Source data -
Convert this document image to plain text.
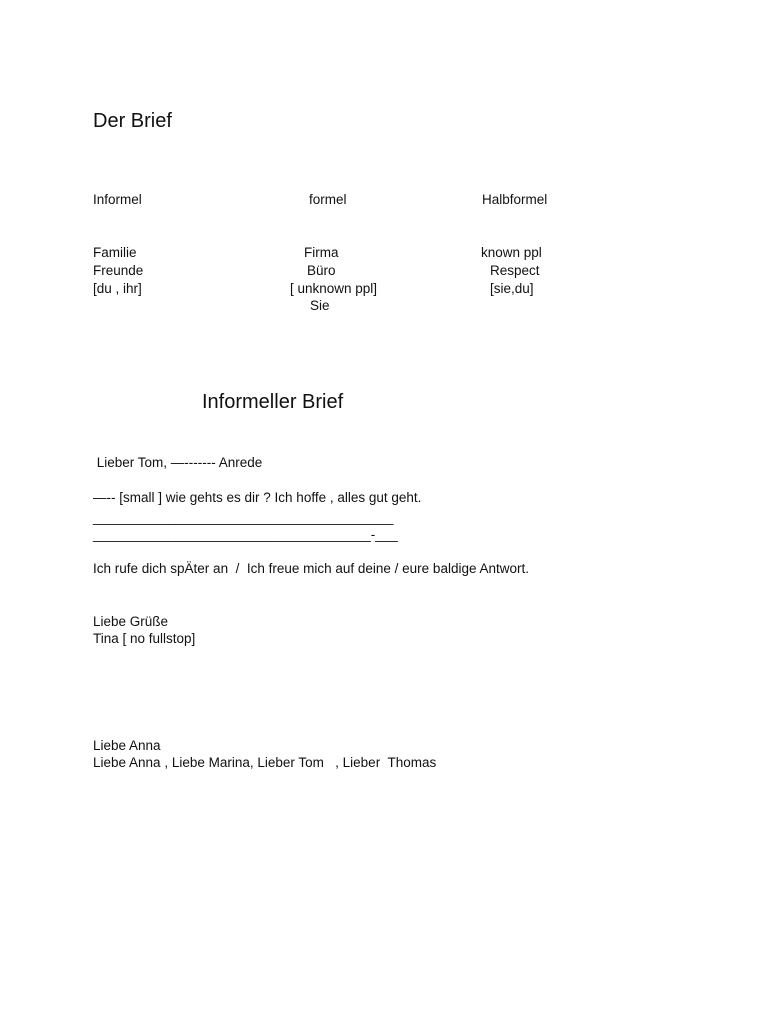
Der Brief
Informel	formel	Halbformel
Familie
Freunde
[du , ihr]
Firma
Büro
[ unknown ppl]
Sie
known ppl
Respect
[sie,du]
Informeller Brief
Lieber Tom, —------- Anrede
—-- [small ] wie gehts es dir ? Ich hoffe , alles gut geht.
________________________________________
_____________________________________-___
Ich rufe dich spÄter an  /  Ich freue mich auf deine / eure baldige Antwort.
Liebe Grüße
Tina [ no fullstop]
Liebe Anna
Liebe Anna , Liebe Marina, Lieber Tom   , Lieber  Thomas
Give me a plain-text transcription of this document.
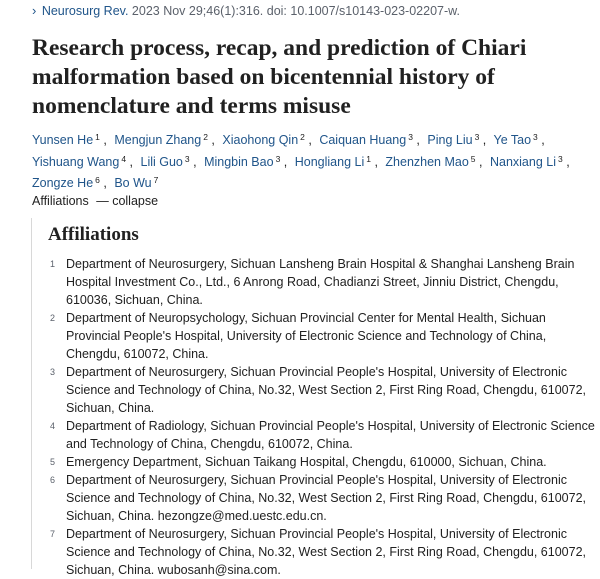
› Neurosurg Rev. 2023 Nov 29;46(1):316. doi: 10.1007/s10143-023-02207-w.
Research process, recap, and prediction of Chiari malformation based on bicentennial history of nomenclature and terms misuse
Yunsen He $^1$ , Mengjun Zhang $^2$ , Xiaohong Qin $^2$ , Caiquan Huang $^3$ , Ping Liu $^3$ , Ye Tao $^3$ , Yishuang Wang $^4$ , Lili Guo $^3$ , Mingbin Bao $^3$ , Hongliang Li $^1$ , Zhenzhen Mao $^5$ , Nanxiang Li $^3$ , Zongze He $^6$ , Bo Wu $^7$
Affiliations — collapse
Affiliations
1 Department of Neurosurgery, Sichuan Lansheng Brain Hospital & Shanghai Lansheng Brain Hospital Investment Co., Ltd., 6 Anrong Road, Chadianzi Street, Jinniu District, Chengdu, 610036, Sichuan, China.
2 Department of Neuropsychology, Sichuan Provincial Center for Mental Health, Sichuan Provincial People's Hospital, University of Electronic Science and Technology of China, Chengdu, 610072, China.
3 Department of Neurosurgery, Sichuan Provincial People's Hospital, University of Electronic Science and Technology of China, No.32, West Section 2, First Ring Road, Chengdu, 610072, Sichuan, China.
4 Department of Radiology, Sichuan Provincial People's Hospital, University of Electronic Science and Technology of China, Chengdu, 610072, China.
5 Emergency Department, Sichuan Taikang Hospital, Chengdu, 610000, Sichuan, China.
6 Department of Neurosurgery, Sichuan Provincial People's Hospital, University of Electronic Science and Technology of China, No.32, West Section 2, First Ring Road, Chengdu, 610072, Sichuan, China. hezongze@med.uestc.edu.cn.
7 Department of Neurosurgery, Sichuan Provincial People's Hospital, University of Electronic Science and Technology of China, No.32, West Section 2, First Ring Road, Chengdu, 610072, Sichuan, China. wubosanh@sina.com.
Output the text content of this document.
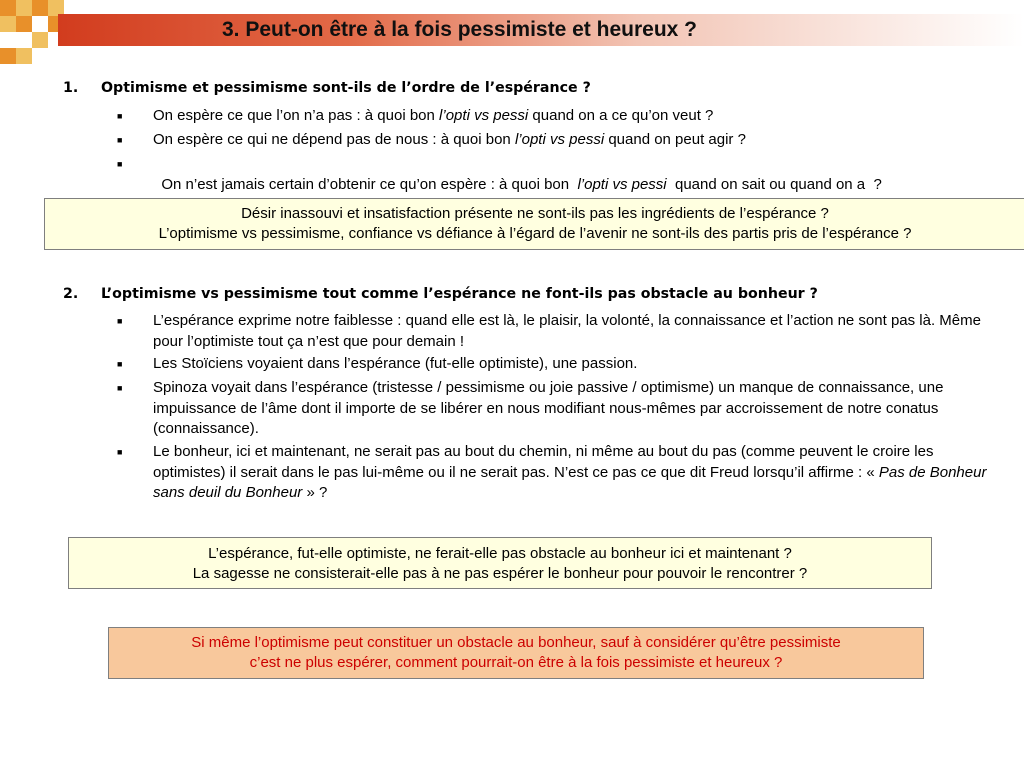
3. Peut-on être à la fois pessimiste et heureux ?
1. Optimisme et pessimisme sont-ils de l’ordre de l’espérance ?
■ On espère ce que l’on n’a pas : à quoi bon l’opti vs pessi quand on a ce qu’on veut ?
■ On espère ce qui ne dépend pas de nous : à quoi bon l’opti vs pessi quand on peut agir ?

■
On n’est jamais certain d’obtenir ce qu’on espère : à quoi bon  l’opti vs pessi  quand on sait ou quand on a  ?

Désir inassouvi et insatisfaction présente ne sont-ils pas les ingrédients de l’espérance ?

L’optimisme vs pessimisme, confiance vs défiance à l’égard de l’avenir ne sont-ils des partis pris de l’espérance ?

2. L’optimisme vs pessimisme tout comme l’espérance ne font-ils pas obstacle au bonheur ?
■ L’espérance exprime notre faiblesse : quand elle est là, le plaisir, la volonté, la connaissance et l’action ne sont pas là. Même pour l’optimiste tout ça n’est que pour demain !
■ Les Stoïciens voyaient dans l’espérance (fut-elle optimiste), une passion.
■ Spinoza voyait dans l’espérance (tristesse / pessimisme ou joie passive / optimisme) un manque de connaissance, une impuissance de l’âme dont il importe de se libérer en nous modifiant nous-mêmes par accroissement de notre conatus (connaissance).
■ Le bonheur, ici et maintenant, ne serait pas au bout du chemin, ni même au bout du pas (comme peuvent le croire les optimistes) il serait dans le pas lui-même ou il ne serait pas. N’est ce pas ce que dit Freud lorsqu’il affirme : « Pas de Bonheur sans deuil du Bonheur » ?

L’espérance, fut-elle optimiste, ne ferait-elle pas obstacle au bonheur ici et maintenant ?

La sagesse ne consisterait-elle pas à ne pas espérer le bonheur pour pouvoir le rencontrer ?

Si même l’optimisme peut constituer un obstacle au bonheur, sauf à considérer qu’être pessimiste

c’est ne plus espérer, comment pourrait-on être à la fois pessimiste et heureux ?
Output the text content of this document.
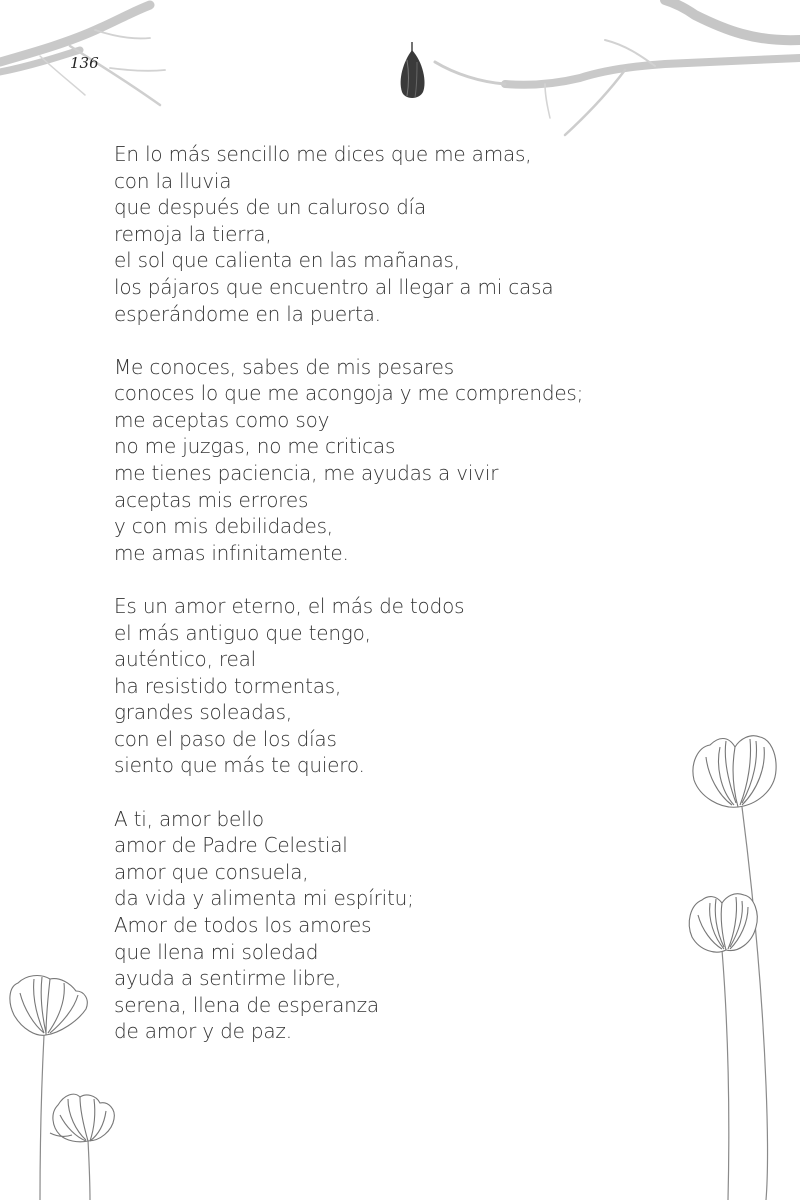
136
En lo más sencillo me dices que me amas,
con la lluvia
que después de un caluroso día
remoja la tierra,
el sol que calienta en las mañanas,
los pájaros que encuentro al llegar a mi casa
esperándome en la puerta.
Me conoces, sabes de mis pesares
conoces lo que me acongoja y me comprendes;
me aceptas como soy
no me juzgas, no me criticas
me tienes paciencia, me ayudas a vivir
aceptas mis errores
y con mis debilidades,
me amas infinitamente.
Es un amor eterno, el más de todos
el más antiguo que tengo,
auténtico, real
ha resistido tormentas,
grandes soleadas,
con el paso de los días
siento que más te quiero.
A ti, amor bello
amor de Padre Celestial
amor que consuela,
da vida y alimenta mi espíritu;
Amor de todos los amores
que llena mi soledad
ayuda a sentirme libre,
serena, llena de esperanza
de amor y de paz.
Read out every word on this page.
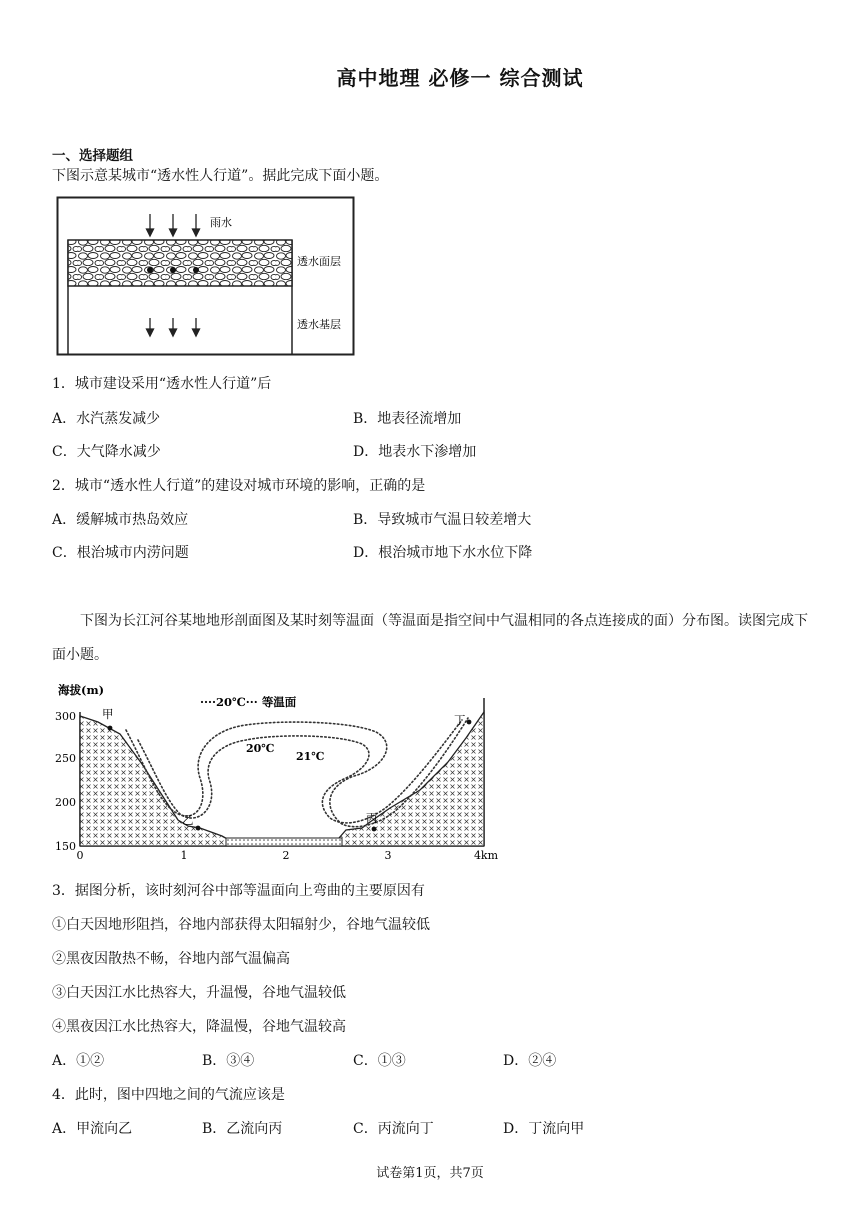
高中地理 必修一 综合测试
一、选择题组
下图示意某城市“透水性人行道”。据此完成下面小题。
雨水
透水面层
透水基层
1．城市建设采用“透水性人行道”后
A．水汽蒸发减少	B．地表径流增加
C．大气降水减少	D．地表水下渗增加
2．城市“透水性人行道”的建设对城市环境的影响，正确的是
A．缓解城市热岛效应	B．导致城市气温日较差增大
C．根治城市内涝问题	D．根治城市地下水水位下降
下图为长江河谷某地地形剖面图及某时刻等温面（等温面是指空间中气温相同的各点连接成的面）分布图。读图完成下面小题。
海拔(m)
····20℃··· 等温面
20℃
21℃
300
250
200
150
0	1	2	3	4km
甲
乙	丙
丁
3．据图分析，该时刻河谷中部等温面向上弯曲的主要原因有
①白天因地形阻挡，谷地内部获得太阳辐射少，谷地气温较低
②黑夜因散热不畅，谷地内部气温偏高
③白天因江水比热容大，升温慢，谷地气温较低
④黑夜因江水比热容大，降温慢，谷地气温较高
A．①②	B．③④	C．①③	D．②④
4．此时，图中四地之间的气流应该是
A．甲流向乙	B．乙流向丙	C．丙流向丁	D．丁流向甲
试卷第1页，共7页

Work to complete - Repeat the data exactly, dropping every picture it holds.

Written solution -
Convert this document image to plain text.
Der Brief
Informel	formel	Halbformel
Familie
Freunde
[du , ihr]
Firma
Büro
[ unknown ppl]
Sie
known ppl
Respect
[sie,du]
Informeller Brief
Lieber Tom, —------- Anrede
—-- [small ] wie gehts es dir ? Ich hoffe , alles gut geht.
________________________________________
_____________________________________-___
Ich rufe dich spÄter an  /  Ich freue mich auf deine / eure baldige Antwort.
Liebe Grüße
Tina [ no fullstop]
Liebe Anna
Liebe Anna , Liebe Marina, Lieber Tom   , Lieber  Thomas
Give me a plain-text transcription of this document.
› Neurosurg Rev. 2023 Nov 29;46(1):316. doi: 10.1007/s10143-023-02207-w.
Research process, recap, and prediction of Chiari malformation based on bicentennial history of nomenclature and terms misuse
Yunsen He $^1$ , Mengjun Zhang $^2$ , Xiaohong Qin $^2$ , Caiquan Huang $^3$ , Ping Liu $^3$ , Ye Tao $^3$ , Yishuang Wang $^4$ , Lili Guo $^3$ , Mingbin Bao $^3$ , Hongliang Li $^1$ , Zhenzhen Mao $^5$ , Nanxiang Li $^3$ , Zongze He $^6$ , Bo Wu $^7$
Affiliations — collapse
Affiliations
1 Department of Neurosurgery, Sichuan Lansheng Brain Hospital & Shanghai Lansheng Brain Hospital Investment Co., Ltd., 6 Anrong Road, Chadianzi Street, Jinniu District, Chengdu, 610036, Sichuan, China.
2 Department of Neuropsychology, Sichuan Provincial Center for Mental Health, Sichuan Provincial People's Hospital, University of Electronic Science and Technology of China, Chengdu, 610072, China.
3 Department of Neurosurgery, Sichuan Provincial People's Hospital, University of Electronic Science and Technology of China, No.32, West Section 2, First Ring Road, Chengdu, 610072, Sichuan, China.
4 Department of Radiology, Sichuan Provincial People's Hospital, University of Electronic Science and Technology of China, Chengdu, 610072, China.
5 Emergency Department, Sichuan Taikang Hospital, Chengdu, 610000, Sichuan, China.
6 Department of Neurosurgery, Sichuan Provincial People's Hospital, University of Electronic Science and Technology of China, No.32, West Section 2, First Ring Road, Chengdu, 610072, Sichuan, China. hezongze@med.uestc.edu.cn.
7 Department of Neurosurgery, Sichuan Provincial People's Hospital, University of Electronic Science and Technology of China, No.32, West Section 2, First Ring Road, Chengdu, 610072, Sichuan, China. wubosanh@sina.com.
Output the text content of this document.
3. Peut-on être à la fois pessimiste et heureux ?
1. Optimisme et pessimisme sont-ils de l’ordre de l’espérance ?
■ On espère ce que l’on n’a pas : à quoi bon l’opti vs pessi quand on a ce qu’on veut ?
■ On espère ce qui ne dépend pas de nous : à quoi bon l’opti vs pessi quand on peut agir ?

■
On n’est jamais certain d’obtenir ce qu’on espère : à quoi bon  l’opti vs pessi  quand on sait ou quand on a  ?

Désir inassouvi et insatisfaction présente ne sont-ils pas les ingrédients de l’espérance ?

L’optimisme vs pessimisme, confiance vs défiance à l’égard de l’avenir ne sont-ils des partis pris de l’espérance ?

2. L’optimisme vs pessimisme tout comme l’espérance ne font-ils pas obstacle au bonheur ?
■ L’espérance exprime notre faiblesse : quand elle est là, le plaisir, la volonté, la connaissance et l’action ne sont pas là. Même pour l’optimiste tout ça n’est que pour demain !
■ Les Stoïciens voyaient dans l’espérance (fut-elle optimiste), une passion.
■ Spinoza voyait dans l’espérance (tristesse / pessimisme ou joie passive / optimisme) un manque de connaissance, une impuissance de l’âme dont il importe de se libérer en nous modifiant nous-mêmes par accroissement de notre conatus (connaissance).
■ Le bonheur, ici et maintenant, ne serait pas au bout du chemin, ni même au bout du pas (comme peuvent le croire les optimistes) il serait dans le pas lui-même ou il ne serait pas. N’est ce pas ce que dit Freud lorsqu’il affirme : « Pas de Bonheur sans deuil du Bonheur » ?

L’espérance, fut-elle optimiste, ne ferait-elle pas obstacle au bonheur ici et maintenant ?

La sagesse ne consisterait-elle pas à ne pas espérer le bonheur pour pouvoir le rencontrer ?

Si même l’optimisme peut constituer un obstacle au bonheur, sauf à considérer qu’être pessimiste

c’est ne plus espérer, comment pourrait-on être à la fois pessimiste et heureux ?
Output the text content of this document.
136
En lo más sencillo me dices que me amas,
con la lluvia
que después de un caluroso día
remoja la tierra,
el sol que calienta en las mañanas,
los pájaros que encuentro al llegar a mi casa
esperándome en la puerta.
Me conoces, sabes de mis pesares
conoces lo que me acongoja y me comprendes;
me aceptas como soy
no me juzgas, no me criticas
me tienes paciencia, me ayudas a vivir
aceptas mis errores
y con mis debilidades,
me amas infinitamente.
Es un amor eterno, el más de todos
el más antiguo que tengo,
auténtico, real
ha resistido tormentas,
grandes soleadas,
con el paso de los días
siento que más te quiero.
A ti, amor bello
amor de Padre Celestial
amor que consuela,
da vida y alimenta mi espíritu;
Amor de todos los amores
que llena mi soledad
ayuda a sentirme libre,
serena, llena de esperanza
de amor y de paz.
Read out every word on this page.
高中地理 必修一 综合测试
一、选择题组
下图示意某城市“透水性人行道”。据此完成下面小题。
雨水
透水面层
透水基层
1．城市建设采用“透水性人行道”后
A．水汽蒸发减少	B．地表径流增加
C．大气降水减少	D．地表水下渗增加
2．城市“透水性人行道”的建设对城市环境的影响，正确的是
A．缓解城市热岛效应	B．导致城市气温日较差增大
C．根治城市内涝问题	D．根治城市地下水水位下降
下图为长江河谷某地地形剖面图及某时刻等温面（等温面是指空间中气温相同的各点连接成的面）分布图。读图完成下面小题。
海拔(m)
····20℃··· 等温面
20℃
21℃
300
250
200
150
0	1	2	3	4km
甲
乙	丙
丁
3．据图分析，该时刻河谷中部等温面向上弯曲的主要原因有
①白天因地形阻挡，谷地内部获得太阳辐射少，谷地气温较低
②黑夜因散热不畅，谷地内部气温偏高
③白天因江水比热容大，升温慢，谷地气温较低
④黑夜因江水比热容大，降温慢，谷地气温较高
A．①②	B．③④	C．①③	D．②④
4．此时，图中四地之间的气流应该是
A．甲流向乙	B．乙流向丙	C．丙流向丁	D．丁流向甲
试卷第1页，共7页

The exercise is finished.